-- Start of Input rows --
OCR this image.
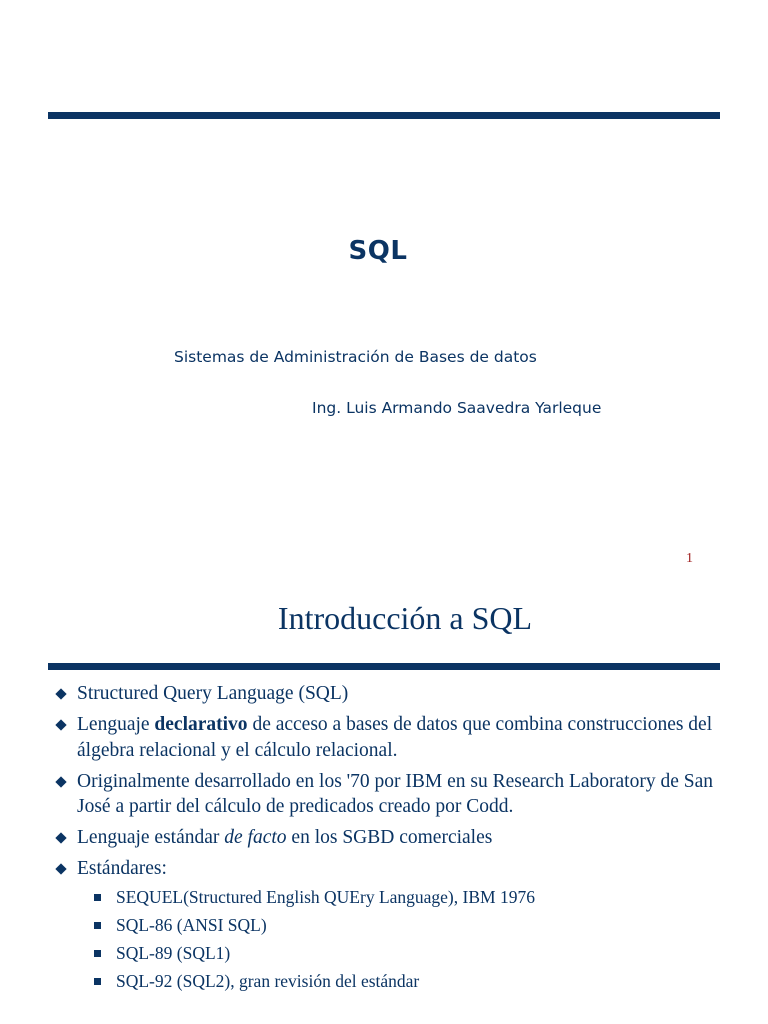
SQL
Sistemas de Administración de Bases de datos
Ing. Luis Armando Saavedra Yarleque
1
Introducción a SQL
Structured Query Language (SQL)
Lenguaje declarativo de acceso a bases de datos que combina construcciones del álgebra relacional y el cálculo relacional.
Originalmente desarrollado en los '70 por IBM en su Research Laboratory de San José a partir del cálculo de predicados creado por Codd.
Lenguaje estándar de facto en los SGBD comerciales
Estándares:
SEQUEL(Structured English QUEry Language), IBM 1976
SQL-86 (ANSI SQL)
SQL-89 (SQL1)
SQL-92 (SQL2), gran revisión del estándar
-- End of Input rows --
### Problem statement
All lines of the data above that include the word "Structured" must be shown.

### Answer below
Structured Query Language (SQL)
SEQUEL(Structured English QUEry Language), IBM 1976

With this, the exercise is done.